* Problem to solve:
Repeat each entry exactly and drop the pictures.

☆ ☆ ☆ ☆

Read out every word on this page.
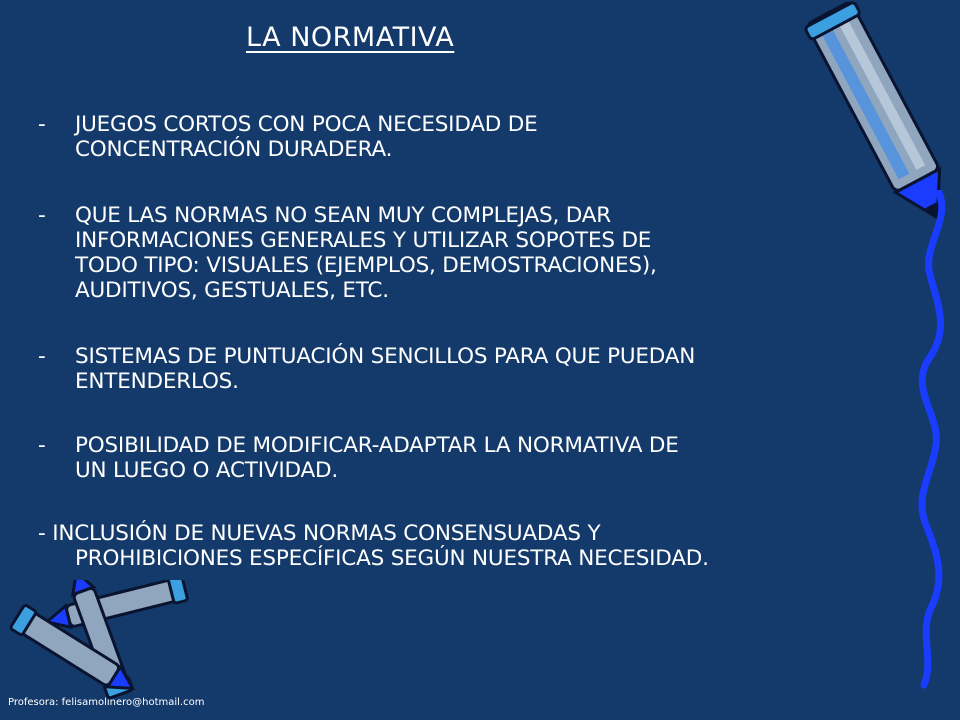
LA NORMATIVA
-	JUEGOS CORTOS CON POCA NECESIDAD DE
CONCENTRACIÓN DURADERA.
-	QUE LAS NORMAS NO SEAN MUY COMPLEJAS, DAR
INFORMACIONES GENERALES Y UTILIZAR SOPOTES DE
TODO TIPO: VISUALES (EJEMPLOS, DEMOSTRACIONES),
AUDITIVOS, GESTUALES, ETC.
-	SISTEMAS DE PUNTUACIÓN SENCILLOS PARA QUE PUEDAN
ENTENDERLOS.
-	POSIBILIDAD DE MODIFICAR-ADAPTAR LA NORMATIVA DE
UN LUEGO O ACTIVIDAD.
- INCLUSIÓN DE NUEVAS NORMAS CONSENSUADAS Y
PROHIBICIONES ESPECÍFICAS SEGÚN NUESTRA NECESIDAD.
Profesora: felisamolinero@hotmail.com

☆ ☆ ☆ ☆

* Worked answer:
Read out every word on this page.
LA NORMATIVA
-	JUEGOS CORTOS CON POCA NECESIDAD DE
CONCENTRACIÓN DURADERA.
-	QUE LAS NORMAS NO SEAN MUY COMPLEJAS, DAR
INFORMACIONES GENERALES Y UTILIZAR SOPOTES DE
TODO TIPO: VISUALES (EJEMPLOS, DEMOSTRACIONES),
AUDITIVOS, GESTUALES, ETC.
-	SISTEMAS DE PUNTUACIÓN SENCILLOS PARA QUE PUEDAN
ENTENDERLOS.
-	POSIBILIDAD DE MODIFICAR-ADAPTAR LA NORMATIVA DE
UN LUEGO O ACTIVIDAD.
- INCLUSIÓN DE NUEVAS NORMAS CONSENSUADAS Y
PROHIBICIONES ESPECÍFICAS SEGÚN NUESTRA NECESIDAD.
Profesora: felisamolinero@hotmail.com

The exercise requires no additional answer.